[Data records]
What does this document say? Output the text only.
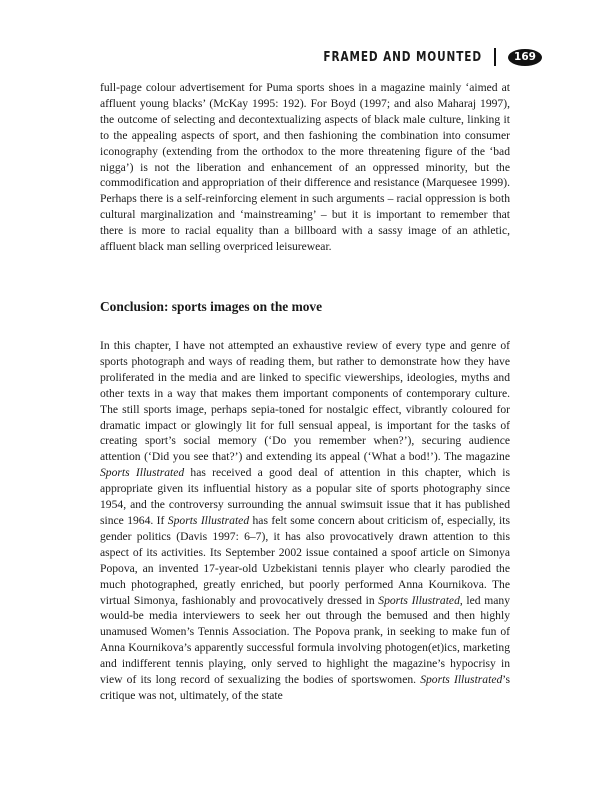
FRAMED AND MOUNTED	169

full-page colour advertisement for Puma sports shoes in a magazine mainly ‘aimed at affluent young blacks’ (McKay 1995: 192). For Boyd (1997; and also Maharaj 1997), the outcome of selecting and decontextualizing aspects of black male culture, linking it to the appealing aspects of sport, and then fashioning the combination into consumer iconography (extending from the orthodox to the more threatening figure of the ‘bad nigga’) is not the liberation and enhancement of an oppressed minority, but the commodification and appropriation of their difference and resistance (Marquesee 1999). Perhaps there is a self-reinforcing element in such arguments – racial oppression is both cultural marginalization and ‘mainstreaming’ – but it is important to remember that there is more to racial equality than a billboard with a sassy image of an athletic, affluent black man selling overpriced leisurewear.

Conclusion: sports images on the move

In this chapter, I have not attempted an exhaustive review of every type and genre of sports photograph and ways of reading them, but rather to demonstrate how they have proliferated in the media and are linked to specific viewerships, ideologies, myths and other texts in a way that makes them important components of contemporary culture. The still sports image, perhaps sepia-toned for nostalgic effect, vibrantly coloured for dramatic impact or glowingly lit for full sensual appeal, is important for the tasks of creating sport’s social memory (‘Do you remember when?’), securing audience attention (‘Did you see that?’) and extending its appeal (‘What a bod!’). The magazine Sports Illustrated has received a good deal of attention in this chapter, which is appropriate given its influential history as a popular site of sports photography since 1954, and the controversy surrounding the annual swimsuit issue that it has published since 1964. If Sports Illustrated has felt some concern about criticism of, especially, its gender politics (Davis 1997: 6–7), it has also provocatively drawn attention to this aspect of its activities. Its September 2002 issue contained a spoof article on Simonya Popova, an invented 17-year-old Uzbekistani tennis player who clearly parodied the much photographed, greatly enriched, but poorly performed Anna Kournikova. The virtual Simonya, fashionably and provocatively dressed in Sports Illustrated, led many would-be media interviewers to seek her out through the bemused and then highly unamused Women’s Tennis Association. The Popova prank, in seeking to make fun of Anna Kournikova’s apparently successful formula involving photogen(et)ics, marketing and indifferent tennis playing, only served to highlight the magazine’s hypocrisy in view of its long record of sexualizing the bodies of sportswomen. Sports Illustrated’s critique was not, ultimately, of the state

(GOAL OF THE EXERCISE)
Each line of the data should be quoted exactly, with pictures left out.

(EXERCISE RESULT)
What does this document say? Output the text only.
FRAMED AND MOUNTED	169

full-page colour advertisement for Puma sports shoes in a magazine mainly ‘aimed at affluent young blacks’ (McKay 1995: 192). For Boyd (1997; and also Maharaj 1997), the outcome of selecting and decontextualizing aspects of black male culture, linking it to the appealing aspects of sport, and then fashioning the combination into consumer iconography (extending from the orthodox to the more threatening figure of the ‘bad nigga’) is not the liberation and enhancement of an oppressed minority, but the commodification and appropriation of their difference and resistance (Marquesee 1999). Perhaps there is a self-reinforcing element in such arguments – racial oppression is both cultural marginalization and ‘mainstreaming’ – but it is important to remember that there is more to racial equality than a billboard with a sassy image of an athletic, affluent black man selling overpriced leisurewear.

Conclusion: sports images on the move

In this chapter, I have not attempted an exhaustive review of every type and genre of sports photograph and ways of reading them, but rather to demonstrate how they have proliferated in the media and are linked to specific viewerships, ideologies, myths and other texts in a way that makes them important components of contemporary culture. The still sports image, perhaps sepia-toned for nostalgic effect, vibrantly coloured for dramatic impact or glowingly lit for full sensual appeal, is important for the tasks of creating sport’s social memory (‘Do you remember when?’), securing audience attention (‘Did you see that?’) and extending its appeal (‘What a bod!’). The magazine Sports Illustrated has received a good deal of attention in this chapter, which is appropriate given its influential history as a popular site of sports photography since 1954, and the controversy surrounding the annual swimsuit issue that it has published since 1964. If Sports Illustrated has felt some concern about criticism of, especially, its gender politics (Davis 1997: 6–7), it has also provocatively drawn attention to this aspect of its activities. Its September 2002 issue contained a spoof article on Simonya Popova, an invented 17-year-old Uzbekistani tennis player who clearly parodied the much photographed, greatly enriched, but poorly performed Anna Kournikova. The virtual Simonya, fashionably and provocatively dressed in Sports Illustrated, led many would-be media interviewers to seek her out through the bemused and then highly unamused Women’s Tennis Association. The Popova prank, in seeking to make fun of Anna Kournikova’s apparently successful formula involving photogen(et)ics, marketing and indifferent tennis playing, only served to highlight the magazine’s hypocrisy in view of its long record of sexualizing the bodies of sportswomen. Sports Illustrated’s critique was not, ultimately, of the state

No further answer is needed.